■ **Texto de leitura**
'''
Mas, se nós voltarmos a ler o início do seu artigo, poderemos entender com bastante clareza a personalidade técnica e acadêmica do autor. Ele diz textualmente "As assim chamadas ‘ossadas de Perus`, que a opinião pública se habilitou a relacionar com desaparecidos políticos, na verdade eram, na sua quase totalidade, de indigentes da Grande São Paulo, encontrados no cemitério Dom Bosco, em Perus.". São incríveis a capacidade e a coragem do autor de afirmar que eram indigentes, apesar de seu reconhecimento de que a identificação genética se procedeu com material de vítimas em número menor do que os dedos de uma única mão.

Não sei a que verdade ele se referia. Não sei que tipo de teste, ou técnica utilizada, daria condições ao autor para a identificação do nível socioeconômico de pessoas enterradas, e ainda, num cemitério clandestino e ilegal. O que levaria um governo a enterrar mais de mil cadáveres de indigentes num cemitério clandestino, já que, pela lei, eles têm o direito legal de serem enterrados em cemitérios públicos?

Como membro do Conselho Universitário, no período de 90 a 98, coube a mim, em vários momentos, esforços e manifestações para a regularização de convênios e de atividades de prestação de serviços, incluindo a obrigatoriedade de apresentação de relatórios transparentes e fieis às atividades exercidas. Na realidade, até hoje percebo que as histórias do autor ainda continuam na categoria daquelas "que poucos conhecem". Quem sabe, em um futuro próximo, muitos venham a conhecer as verdades? Por coincidência, L’Avocat News, de 19 de fevereiro deste ano, publica uma notícia sobre indiciados, entre eles, o autor em tela, pela emissão de laudo médico falso para prestação de serviço ao crime organizado, e por sonegação fiscal e lavagem de dinheiro. Rezo para que ele seja inocente dessas acusações, pois uma universidade, com o nível da Unicamp, só pode ter no seu quadro pessoas, no mínimo, éticas.
'''
■ **Conjunto de material**
'''
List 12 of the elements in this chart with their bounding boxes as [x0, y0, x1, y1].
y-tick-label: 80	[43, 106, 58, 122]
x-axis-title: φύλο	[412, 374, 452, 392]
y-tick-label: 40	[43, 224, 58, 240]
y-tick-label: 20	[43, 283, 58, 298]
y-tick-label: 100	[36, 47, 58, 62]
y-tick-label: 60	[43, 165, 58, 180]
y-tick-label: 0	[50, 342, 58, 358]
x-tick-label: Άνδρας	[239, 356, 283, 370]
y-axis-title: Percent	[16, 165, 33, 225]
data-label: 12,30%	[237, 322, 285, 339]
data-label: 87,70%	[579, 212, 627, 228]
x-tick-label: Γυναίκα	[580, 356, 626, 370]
'''
■ **Suas instruções**
Indique se cada afirmação abaixo está de acordo com o texto de leitura. Responda sim ou não e cite, sem alterações, as palavras do texto que decidem.
1. O autor do artigo reconhece que a identificação genética foi feita com material de poucas vítimas.
2. Quem escreve o texto foi membro do Conselho Universitário entre 90 e 98.
3. A notícia sobre os indiciados saiu em uma edição de 19 de março.

■ **Resposta esperada**
1. Sim: "apesar de seu reconhecimento de que a identificação genética se procedeu com material de vítimas em número menor do que os dedos de uma única mão"
2. Sim: "Como membro do Conselho Universitário, no período de 90 a 98"
3. Não: "L’Avocat News, de 19 de fevereiro deste ano, publica uma notícia sobre indiciados"